*Work required*: Repeat the records below exactly.

(Entries from a dataset)
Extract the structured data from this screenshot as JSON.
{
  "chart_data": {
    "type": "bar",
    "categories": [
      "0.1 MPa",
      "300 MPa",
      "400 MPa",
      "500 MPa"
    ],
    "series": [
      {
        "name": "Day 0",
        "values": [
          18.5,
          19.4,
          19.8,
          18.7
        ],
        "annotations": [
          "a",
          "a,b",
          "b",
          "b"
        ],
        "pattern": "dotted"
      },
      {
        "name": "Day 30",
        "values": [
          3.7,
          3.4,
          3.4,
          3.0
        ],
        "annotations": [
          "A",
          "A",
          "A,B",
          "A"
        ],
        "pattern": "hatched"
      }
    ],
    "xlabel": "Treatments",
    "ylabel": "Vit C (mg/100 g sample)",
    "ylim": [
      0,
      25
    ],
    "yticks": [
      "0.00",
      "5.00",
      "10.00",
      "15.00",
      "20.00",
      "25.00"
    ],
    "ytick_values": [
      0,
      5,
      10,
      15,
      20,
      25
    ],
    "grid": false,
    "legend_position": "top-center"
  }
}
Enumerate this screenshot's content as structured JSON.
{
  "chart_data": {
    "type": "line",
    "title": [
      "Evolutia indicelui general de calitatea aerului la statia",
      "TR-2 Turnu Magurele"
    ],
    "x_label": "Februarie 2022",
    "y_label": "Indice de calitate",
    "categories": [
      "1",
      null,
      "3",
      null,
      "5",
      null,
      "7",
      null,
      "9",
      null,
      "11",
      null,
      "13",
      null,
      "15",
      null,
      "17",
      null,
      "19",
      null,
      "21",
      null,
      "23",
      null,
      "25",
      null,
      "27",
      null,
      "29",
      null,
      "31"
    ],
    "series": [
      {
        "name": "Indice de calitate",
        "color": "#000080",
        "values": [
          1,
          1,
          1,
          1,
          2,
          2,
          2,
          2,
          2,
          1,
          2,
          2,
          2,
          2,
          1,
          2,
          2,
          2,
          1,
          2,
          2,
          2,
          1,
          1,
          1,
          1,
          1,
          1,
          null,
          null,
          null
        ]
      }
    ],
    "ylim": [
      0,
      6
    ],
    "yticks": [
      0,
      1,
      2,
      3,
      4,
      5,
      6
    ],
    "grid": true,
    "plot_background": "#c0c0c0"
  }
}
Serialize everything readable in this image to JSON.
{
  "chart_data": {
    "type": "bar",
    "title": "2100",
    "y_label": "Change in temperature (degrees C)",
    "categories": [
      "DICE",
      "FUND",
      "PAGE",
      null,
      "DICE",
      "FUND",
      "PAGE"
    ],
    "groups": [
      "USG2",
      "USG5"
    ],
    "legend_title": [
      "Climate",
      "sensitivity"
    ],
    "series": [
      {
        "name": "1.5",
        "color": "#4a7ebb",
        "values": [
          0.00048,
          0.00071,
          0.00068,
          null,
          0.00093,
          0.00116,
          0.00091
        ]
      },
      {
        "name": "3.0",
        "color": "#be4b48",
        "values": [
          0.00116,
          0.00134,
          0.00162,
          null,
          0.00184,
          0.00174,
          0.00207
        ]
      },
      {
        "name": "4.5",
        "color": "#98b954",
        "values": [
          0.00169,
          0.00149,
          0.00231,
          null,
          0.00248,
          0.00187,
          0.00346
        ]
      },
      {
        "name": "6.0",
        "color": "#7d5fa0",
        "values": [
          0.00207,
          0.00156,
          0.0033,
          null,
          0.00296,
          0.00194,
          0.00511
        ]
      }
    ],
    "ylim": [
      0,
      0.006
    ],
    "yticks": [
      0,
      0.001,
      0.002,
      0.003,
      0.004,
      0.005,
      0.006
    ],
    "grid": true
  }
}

*The completed task*:
Extract the structured data from this screenshot as JSON.
{
  "chart_data": {
    "type": "bar",
    "categories": [
      "0.1 MPa",
      "300 MPa",
      "400 MPa",
      "500 MPa"
    ],
    "series": [
      {
        "name": "Day 0",
        "values": [
          18.5,
          19.4,
          19.8,
          18.7
        ],
        "annotations": [
          "a",
          "a,b",
          "b",
          "b"
        ],
        "pattern": "dotted"
      },
      {
        "name": "Day 30",
        "values": [
          3.7,
          3.4,
          3.4,
          3.0
        ],
        "annotations": [
          "A",
          "A",
          "A,B",
          "A"
        ],
        "pattern": "hatched"
      }
    ],
    "xlabel": "Treatments",
    "ylabel": "Vit C (mg/100 g sample)",
    "ylim": [
      0,
      25
    ],
    "yticks": [
      "0.00",
      "5.00",
      "10.00",
      "15.00",
      "20.00",
      "25.00"
    ],
    "ytick_values": [
      0,
      5,
      10,
      15,
      20,
      25
    ],
    "grid": false,
    "legend_position": "top-center"
  }
}
Enumerate this screenshot's content as structured JSON.
{
  "chart_data": {
    "type": "line",
    "title": [
      "Evolutia indicelui general de calitatea aerului la statia",
      "TR-2 Turnu Magurele"
    ],
    "x_label": "Februarie 2022",
    "y_label": "Indice de calitate",
    "categories": [
      "1",
      null,
      "3",
      null,
      "5",
      null,
      "7",
      null,
      "9",
      null,
      "11",
      null,
      "13",
      null,
      "15",
      null,
      "17",
      null,
      "19",
      null,
      "21",
      null,
      "23",
      null,
      "25",
      null,
      "27",
      null,
      "29",
      null,
      "31"
    ],
    "series": [
      {
        "name": "Indice de calitate",
        "color": "#000080",
        "values": [
          1,
          1,
          1,
          1,
          2,
          2,
          2,
          2,
          2,
          1,
          2,
          2,
          2,
          2,
          1,
          2,
          2,
          2,
          1,
          2,
          2,
          2,
          1,
          1,
          1,
          1,
          1,
          1,
          null,
          null,
          null
        ]
      }
    ],
    "ylim": [
      0,
      6
    ],
    "yticks": [
      0,
      1,
      2,
      3,
      4,
      5,
      6
    ],
    "grid": true,
    "plot_background": "#c0c0c0"
  }
}
Serialize everything readable in this image to JSON.
{
  "chart_data": {
    "type": "bar",
    "title": "2100",
    "y_label": "Change in temperature (degrees C)",
    "categories": [
      "DICE",
      "FUND",
      "PAGE",
      null,
      "DICE",
      "FUND",
      "PAGE"
    ],
    "groups": [
      "USG2",
      "USG5"
    ],
    "legend_title": [
      "Climate",
      "sensitivity"
    ],
    "series": [
      {
        "name": "1.5",
        "color": "#4a7ebb",
        "values": [
          0.00048,
          0.00071,
          0.00068,
          null,
          0.00093,
          0.00116,
          0.00091
        ]
      },
      {
        "name": "3.0",
        "color": "#be4b48",
        "values": [
          0.00116,
          0.00134,
          0.00162,
          null,
          0.00184,
          0.00174,
          0.00207
        ]
      },
      {
        "name": "4.5",
        "color": "#98b954",
        "values": [
          0.00169,
          0.00149,
          0.00231,
          null,
          0.00248,
          0.00187,
          0.00346
        ]
      },
      {
        "name": "6.0",
        "color": "#7d5fa0",
        "values": [
          0.00207,
          0.00156,
          0.0033,
          null,
          0.00296,
          0.00194,
          0.00511
        ]
      }
    ],
    "ylim": [
      0,
      0.006
    ],
    "yticks": [
      0,
      0.001,
      0.002,
      0.003,
      0.004,
      0.005,
      0.006
    ],
    "grid": true
  }
}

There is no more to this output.